Schriftelijke opdracht 1 =
Geef de volledige tekst over de boekpresentatie van De legende van Vleermuisvechter woord voor woord weer.

Fragment uit bron =
##########
Boekpresentatie
De legende van Vleermuisvechter (deel 1)
Op donderdagavond 30 november 2023 was de feestelijke presentatie van deel 1 van het stripalbum De legende van Vleermuisvechter in De Utrechtse Boekenbar.
Het eerste exemplaar werd uitgereikt aan Alfi Ichwanditio en zijn vrouw Sofia Mamoen. Ichwanditio is de zoon van striptekenaar Dwi Koendoro.
Gastsprekers waren dr. Mei Li Vos, prof. dr. Pamela Pattynama en prof. dr. Kees Ribben. De toespraken van de gastsprekers kun je op deze pagina lezen.
Gastsprekers boekpresentatie 2023
Prof. dr. Pamela Pattynama
Prof. dr. Pamela Pattynama is emeritus bijzonder hoogleraar Koloniale en Postkoloniale literatuur- en cultuurgeschiedenis aan de Universiteit van Amsterdam.
Dr. Mei Li Vos
Dr. Mei Li Vos is bekend als politica, voorheen als lid van de Tweede en nu van de Eerste Kamer (GroenLinks/PvdA).
Prof. dr. Kees Ribbens
Prof. dr. Kees Ribbens is bijzonder hoogleraar Populaire Historische Cultuur van Mondiale Conflicten en Massaal Geweld aan de Erasmus School of History, Culture and Communication van de Erasmus Universiteit Rotterdam.
Luisteren naar die andere hoofdpersonen in ons koloniale verleden
De toespraak van prof. dr. Pamela Pattynama, emeritus bijzonder hoogleraar Koloniale en Postkoloniale literatuur- en cultuurgeschiedenis aan de Universiteit van Amsterdam, tijdens de boekpresentatie op 30 november 2023.
##########
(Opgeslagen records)

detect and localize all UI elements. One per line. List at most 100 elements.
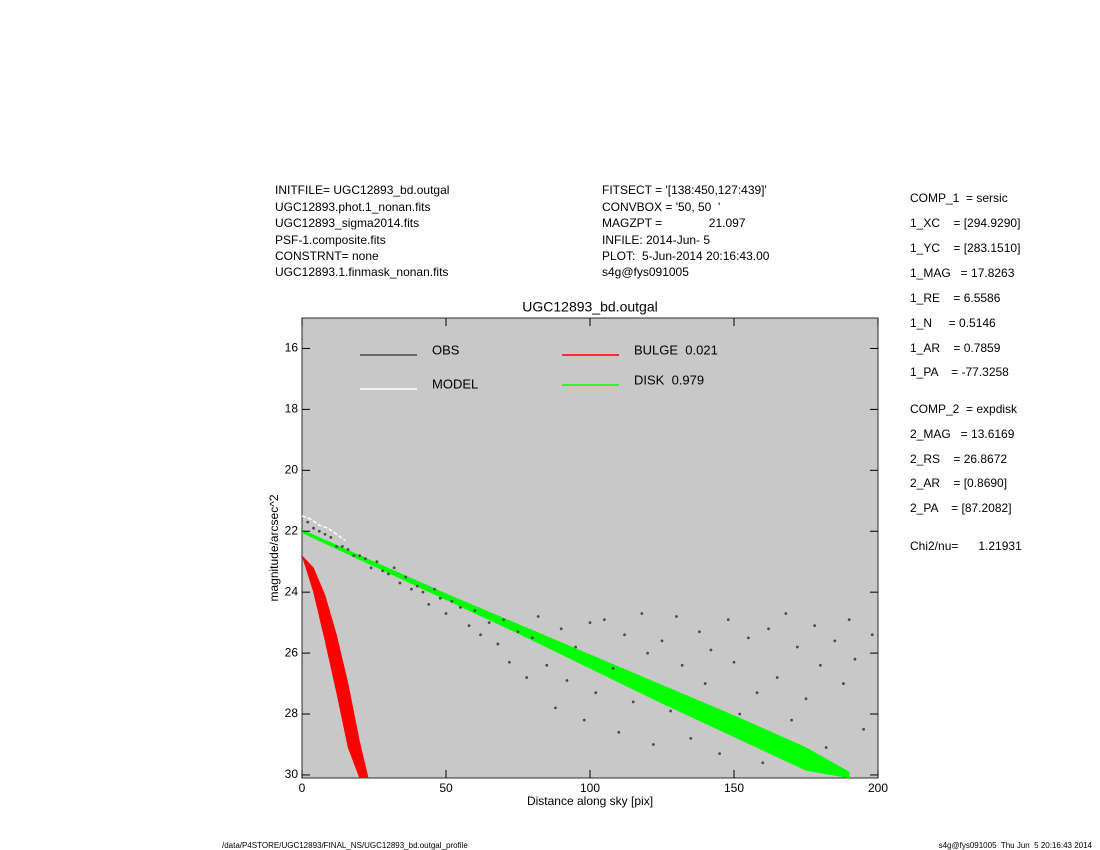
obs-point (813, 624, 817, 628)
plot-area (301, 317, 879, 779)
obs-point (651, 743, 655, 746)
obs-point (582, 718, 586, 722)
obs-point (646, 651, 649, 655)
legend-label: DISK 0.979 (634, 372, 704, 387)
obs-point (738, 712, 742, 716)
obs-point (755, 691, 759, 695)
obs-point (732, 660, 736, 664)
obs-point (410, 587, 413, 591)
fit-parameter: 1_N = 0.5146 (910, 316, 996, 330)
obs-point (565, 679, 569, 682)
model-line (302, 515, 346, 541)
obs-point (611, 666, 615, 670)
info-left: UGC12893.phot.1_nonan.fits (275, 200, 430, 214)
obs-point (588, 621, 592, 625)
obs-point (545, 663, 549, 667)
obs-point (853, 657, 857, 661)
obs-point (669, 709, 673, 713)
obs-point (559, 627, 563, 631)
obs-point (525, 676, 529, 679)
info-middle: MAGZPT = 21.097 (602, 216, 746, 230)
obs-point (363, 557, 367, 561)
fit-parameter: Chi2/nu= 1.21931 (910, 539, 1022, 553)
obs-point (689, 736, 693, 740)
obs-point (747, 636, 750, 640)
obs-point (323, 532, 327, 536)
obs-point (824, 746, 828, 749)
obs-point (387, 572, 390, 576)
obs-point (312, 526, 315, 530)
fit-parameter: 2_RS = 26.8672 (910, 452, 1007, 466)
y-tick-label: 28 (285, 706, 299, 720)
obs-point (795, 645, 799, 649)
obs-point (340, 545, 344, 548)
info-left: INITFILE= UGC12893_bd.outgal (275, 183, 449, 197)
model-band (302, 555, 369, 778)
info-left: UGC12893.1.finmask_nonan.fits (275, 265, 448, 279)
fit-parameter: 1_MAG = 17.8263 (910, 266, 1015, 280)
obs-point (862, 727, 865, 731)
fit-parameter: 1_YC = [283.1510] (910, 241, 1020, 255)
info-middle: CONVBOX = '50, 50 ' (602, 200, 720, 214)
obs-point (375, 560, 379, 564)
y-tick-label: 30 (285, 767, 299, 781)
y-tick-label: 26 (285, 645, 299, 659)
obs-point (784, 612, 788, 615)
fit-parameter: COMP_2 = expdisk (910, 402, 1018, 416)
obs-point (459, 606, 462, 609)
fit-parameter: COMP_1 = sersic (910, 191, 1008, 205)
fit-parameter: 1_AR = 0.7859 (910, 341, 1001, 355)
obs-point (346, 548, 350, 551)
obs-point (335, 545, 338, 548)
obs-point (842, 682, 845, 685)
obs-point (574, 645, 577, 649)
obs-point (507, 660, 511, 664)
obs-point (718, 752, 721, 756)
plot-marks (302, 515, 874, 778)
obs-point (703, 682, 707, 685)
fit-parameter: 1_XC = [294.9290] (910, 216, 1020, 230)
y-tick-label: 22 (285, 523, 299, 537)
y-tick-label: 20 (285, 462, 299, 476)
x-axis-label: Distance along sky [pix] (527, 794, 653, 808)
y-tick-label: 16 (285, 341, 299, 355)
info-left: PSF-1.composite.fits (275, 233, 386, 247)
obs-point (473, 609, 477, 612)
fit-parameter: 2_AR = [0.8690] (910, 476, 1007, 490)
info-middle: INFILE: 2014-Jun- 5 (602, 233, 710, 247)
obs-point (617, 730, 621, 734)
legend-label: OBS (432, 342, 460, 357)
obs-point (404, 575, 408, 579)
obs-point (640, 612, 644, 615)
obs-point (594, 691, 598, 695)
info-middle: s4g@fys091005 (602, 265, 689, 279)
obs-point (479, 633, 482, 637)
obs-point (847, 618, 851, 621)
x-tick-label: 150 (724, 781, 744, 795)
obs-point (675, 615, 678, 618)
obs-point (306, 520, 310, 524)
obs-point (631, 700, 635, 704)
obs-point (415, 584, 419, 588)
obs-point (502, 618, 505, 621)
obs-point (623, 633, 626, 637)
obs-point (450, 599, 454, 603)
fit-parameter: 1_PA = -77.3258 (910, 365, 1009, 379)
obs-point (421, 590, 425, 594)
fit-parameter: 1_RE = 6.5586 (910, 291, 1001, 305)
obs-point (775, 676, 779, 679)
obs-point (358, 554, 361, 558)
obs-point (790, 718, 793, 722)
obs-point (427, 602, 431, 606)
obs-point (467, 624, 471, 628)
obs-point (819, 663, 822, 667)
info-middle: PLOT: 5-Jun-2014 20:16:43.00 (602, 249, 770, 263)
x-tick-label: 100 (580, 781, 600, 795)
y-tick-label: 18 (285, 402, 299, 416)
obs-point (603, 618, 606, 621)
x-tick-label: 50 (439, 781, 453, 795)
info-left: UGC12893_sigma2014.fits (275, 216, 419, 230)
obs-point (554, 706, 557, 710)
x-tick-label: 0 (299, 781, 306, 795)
##########
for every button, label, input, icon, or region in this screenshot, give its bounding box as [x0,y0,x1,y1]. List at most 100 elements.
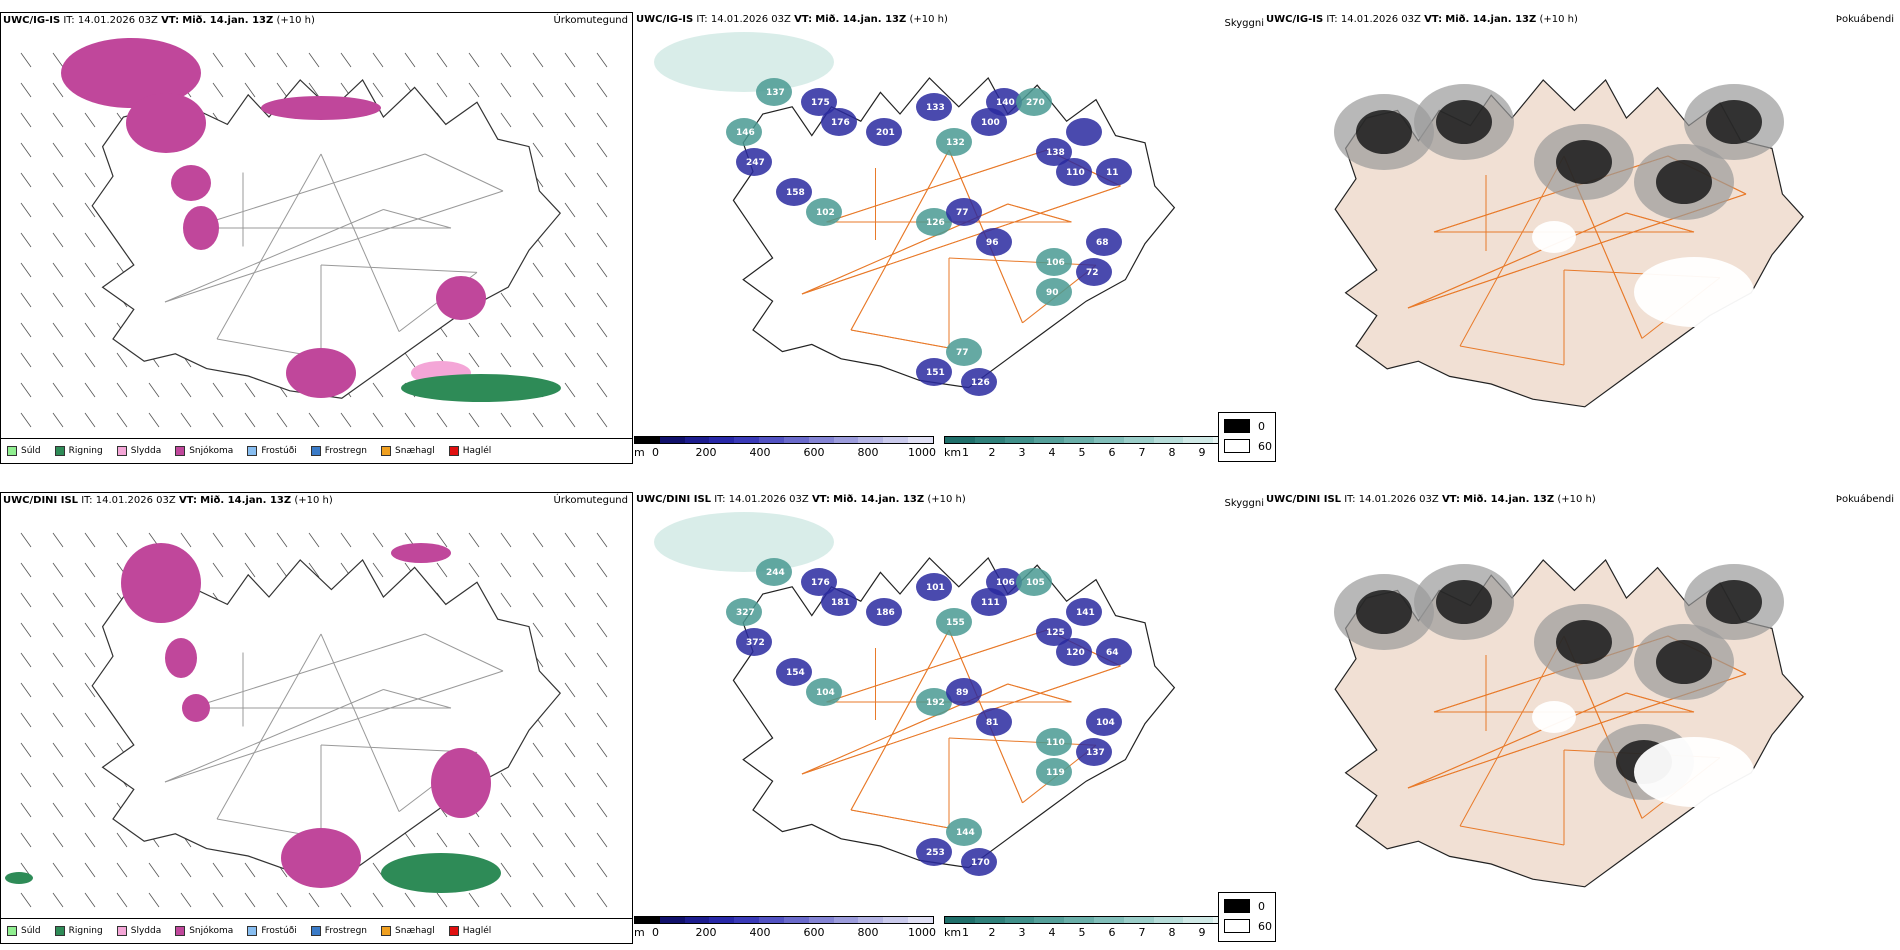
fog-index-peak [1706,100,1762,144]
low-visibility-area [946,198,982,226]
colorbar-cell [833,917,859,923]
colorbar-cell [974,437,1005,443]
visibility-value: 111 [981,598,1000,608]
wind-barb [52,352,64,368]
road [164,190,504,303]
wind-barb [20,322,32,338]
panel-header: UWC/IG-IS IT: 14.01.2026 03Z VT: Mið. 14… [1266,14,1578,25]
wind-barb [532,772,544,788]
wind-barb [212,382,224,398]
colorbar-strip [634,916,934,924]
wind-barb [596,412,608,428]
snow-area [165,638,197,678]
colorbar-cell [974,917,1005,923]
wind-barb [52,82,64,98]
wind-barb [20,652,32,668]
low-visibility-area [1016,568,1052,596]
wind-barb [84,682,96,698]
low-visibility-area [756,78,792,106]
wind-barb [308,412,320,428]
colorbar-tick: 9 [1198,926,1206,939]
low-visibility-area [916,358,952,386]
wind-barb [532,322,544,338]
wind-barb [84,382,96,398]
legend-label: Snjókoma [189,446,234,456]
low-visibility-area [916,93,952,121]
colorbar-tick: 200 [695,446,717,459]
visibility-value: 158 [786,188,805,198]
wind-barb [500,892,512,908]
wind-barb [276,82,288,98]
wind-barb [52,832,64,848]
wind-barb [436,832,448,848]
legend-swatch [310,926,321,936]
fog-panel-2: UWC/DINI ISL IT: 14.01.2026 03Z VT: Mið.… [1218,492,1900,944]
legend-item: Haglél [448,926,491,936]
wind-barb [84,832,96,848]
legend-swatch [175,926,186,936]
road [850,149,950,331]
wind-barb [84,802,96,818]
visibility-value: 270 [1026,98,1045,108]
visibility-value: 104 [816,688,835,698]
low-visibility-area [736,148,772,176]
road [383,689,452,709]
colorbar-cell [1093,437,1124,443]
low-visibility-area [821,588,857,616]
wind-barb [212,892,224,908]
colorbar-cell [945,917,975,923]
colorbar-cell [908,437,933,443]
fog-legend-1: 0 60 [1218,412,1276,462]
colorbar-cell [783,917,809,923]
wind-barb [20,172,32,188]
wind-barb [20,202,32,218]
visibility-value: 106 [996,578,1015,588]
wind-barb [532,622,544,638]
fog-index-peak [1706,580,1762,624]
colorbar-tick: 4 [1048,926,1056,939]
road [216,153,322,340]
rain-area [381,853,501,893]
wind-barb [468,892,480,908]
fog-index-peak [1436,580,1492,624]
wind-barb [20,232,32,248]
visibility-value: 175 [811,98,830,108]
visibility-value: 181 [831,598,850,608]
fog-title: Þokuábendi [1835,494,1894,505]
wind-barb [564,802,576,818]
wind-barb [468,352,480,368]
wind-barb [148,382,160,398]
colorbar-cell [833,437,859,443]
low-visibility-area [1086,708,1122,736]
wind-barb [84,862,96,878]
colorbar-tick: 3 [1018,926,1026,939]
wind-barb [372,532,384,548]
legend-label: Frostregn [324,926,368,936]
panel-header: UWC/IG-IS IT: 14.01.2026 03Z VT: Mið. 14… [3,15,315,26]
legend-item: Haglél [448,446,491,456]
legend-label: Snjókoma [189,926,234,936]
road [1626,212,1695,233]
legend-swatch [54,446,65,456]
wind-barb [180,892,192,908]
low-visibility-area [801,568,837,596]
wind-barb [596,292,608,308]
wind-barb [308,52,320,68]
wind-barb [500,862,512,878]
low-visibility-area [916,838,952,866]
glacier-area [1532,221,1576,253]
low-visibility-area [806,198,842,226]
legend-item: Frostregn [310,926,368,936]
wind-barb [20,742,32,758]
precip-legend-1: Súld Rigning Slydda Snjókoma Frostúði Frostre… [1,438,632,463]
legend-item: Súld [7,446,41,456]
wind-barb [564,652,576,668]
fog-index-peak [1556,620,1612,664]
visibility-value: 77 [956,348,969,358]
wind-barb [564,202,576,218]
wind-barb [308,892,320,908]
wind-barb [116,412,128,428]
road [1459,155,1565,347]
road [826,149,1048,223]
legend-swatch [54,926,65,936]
##########
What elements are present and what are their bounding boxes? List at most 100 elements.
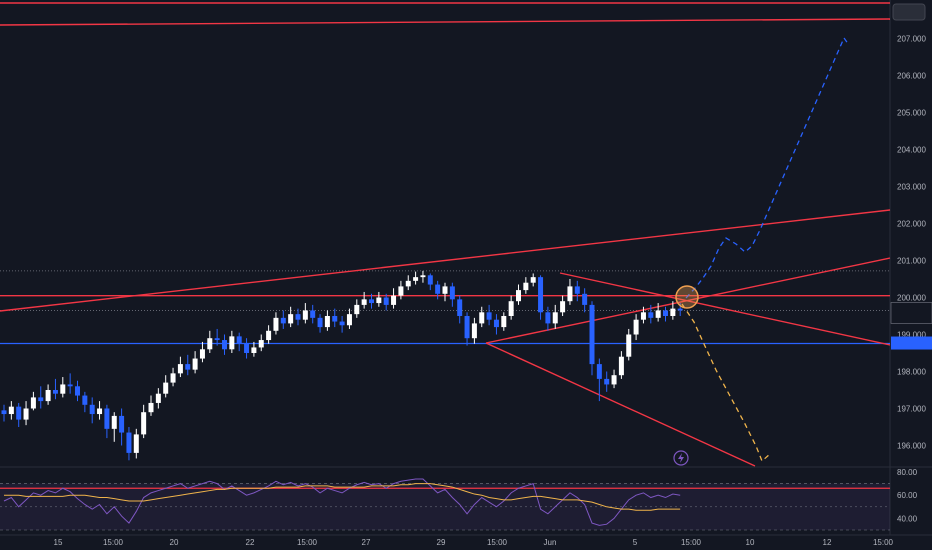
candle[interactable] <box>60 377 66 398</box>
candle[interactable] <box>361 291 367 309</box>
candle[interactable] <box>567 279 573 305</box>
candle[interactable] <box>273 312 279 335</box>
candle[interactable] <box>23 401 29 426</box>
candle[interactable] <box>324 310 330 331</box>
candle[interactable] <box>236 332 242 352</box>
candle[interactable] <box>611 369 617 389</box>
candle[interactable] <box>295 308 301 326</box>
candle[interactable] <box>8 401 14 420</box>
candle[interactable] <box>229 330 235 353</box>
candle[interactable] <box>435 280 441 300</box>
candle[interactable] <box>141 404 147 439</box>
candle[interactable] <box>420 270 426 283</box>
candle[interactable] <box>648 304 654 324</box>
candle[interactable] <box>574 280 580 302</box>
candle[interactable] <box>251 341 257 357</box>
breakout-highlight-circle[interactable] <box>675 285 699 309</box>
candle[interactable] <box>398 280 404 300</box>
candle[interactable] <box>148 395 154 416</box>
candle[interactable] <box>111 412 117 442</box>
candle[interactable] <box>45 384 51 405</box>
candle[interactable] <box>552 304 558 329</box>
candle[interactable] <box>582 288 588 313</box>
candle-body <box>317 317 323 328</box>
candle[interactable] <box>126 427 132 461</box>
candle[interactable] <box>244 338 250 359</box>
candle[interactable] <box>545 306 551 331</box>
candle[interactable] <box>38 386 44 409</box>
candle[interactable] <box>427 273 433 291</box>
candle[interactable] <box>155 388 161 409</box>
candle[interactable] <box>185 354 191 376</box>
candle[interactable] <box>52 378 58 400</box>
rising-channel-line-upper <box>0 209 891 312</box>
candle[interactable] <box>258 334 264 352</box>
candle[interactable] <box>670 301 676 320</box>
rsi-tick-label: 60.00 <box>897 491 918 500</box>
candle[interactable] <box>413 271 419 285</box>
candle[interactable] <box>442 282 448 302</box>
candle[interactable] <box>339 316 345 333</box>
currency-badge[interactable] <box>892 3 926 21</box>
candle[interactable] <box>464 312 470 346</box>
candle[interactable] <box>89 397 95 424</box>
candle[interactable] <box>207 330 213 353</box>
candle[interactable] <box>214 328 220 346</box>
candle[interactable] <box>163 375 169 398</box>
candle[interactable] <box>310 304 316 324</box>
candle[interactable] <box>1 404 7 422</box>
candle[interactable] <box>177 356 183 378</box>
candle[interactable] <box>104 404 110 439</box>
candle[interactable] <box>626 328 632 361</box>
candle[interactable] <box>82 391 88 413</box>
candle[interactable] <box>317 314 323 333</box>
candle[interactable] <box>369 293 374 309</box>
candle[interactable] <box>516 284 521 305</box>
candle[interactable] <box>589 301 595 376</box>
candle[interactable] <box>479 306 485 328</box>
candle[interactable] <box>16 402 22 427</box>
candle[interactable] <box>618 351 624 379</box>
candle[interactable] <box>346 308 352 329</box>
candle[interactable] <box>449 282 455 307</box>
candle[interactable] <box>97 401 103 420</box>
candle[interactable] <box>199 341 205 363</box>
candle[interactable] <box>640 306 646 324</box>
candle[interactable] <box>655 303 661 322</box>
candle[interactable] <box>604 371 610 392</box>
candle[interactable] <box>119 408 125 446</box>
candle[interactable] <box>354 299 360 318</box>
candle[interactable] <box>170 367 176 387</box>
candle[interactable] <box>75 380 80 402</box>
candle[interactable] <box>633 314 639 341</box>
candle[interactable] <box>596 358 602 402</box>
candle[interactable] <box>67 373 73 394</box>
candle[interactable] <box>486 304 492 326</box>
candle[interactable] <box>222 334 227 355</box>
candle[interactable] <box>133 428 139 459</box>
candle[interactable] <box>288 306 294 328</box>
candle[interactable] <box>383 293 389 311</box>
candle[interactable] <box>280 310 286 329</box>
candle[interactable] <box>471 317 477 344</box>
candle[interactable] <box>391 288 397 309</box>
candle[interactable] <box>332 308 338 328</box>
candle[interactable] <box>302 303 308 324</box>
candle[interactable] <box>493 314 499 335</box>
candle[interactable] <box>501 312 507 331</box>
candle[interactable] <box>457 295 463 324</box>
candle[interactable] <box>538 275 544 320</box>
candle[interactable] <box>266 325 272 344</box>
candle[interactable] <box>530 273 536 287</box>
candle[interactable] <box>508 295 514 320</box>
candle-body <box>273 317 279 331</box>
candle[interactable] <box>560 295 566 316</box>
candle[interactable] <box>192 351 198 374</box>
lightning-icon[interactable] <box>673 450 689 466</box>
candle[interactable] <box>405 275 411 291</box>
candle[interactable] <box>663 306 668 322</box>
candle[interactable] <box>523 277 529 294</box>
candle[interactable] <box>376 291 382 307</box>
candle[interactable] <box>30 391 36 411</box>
##########
Schriftelijke opdracht 2 =
Zet alleen de rijen die beginnen bij de regel met "fog-index-peak [1706,100,1762,144]" en eindigen bij de regel met "colorbar-cell [974,917,1005,923]" om in een genummerde lijst, beide regels inbegrepen. Laat lege regels weg.

Schriftelijk antwoord 1 =
Boekpresentatie
De legende van Vleermuisvechter (deel 1)
Op donderdagavond 30 november 2023 was de feestelijke presentatie van deel 1 van het stripalbum De legende van Vleermuisvechter in De Utrechtse Boekenbar.
Het eerste exemplaar werd uitgereikt aan Alfi Ichwanditio en zijn vrouw Sofia Mamoen. Ichwanditio is de zoon van striptekenaar Dwi Koendoro.
Gastsprekers waren dr. Mei Li Vos, prof. dr. Pamela Pattynama en prof. dr. Kees Ribben. De toespraken van de gastsprekers kun je op deze pagina lezen.
Gastsprekers boekpresentatie 2023
Prof. dr. Pamela Pattynama
Prof. dr. Pamela Pattynama is emeritus bijzonder hoogleraar Koloniale en Postkoloniale literatuur- en cultuurgeschiedenis aan de Universiteit van Amsterdam.
Dr. Mei Li Vos
Dr. Mei Li Vos is bekend als politica, voorheen als lid van de Tweede en nu van de Eerste Kamer (GroenLinks/PvdA).
Prof. dr. Kees Ribbens
Prof. dr. Kees Ribbens is bijzonder hoogleraar Populaire Historische Cultuur van Mondiale Conflicten en Massaal Geweld aan de Erasmus School of History, Culture and Communication van de Erasmus Universiteit Rotterdam.
Luisteren naar die andere hoofdpersonen in ons koloniale verleden
De toespraak van prof. dr. Pamela Pattynama, emeritus bijzonder hoogleraar Koloniale en Postkoloniale literatuur- en cultuurgeschiedenis aan de Universiteit van Amsterdam, tijdens de boekpresentatie op 30 november 2023.

Schriftelijk antwoord 2 =
1. fog-index-peak [1706,100,1762,144]
2. low-visibility-area [946,198,982,226]
3. colorbar-cell [833,917,859,923]
4. colorbar-cell [974,437,1005,443]
5. visibility-value: 111 [981,598,1000,608]
6. wind-barb [52,352,64,368]
7. road [164,190,504,303]
8. wind-barb [20,322,32,338]
9. panel-header: UWC/IG-IS IT: 14.01.2026 03Z VT: Mið. 14… [1266,14,1578,25]
10. wind-barb [532,772,544,788]
11. wind-barb [212,382,224,398]
12. colorbar-strip [634,916,934,924]
13. wind-barb [596,412,608,428]
14. snow-area [165,638,197,678]
15. colorbar-cell [974,917,1005,923]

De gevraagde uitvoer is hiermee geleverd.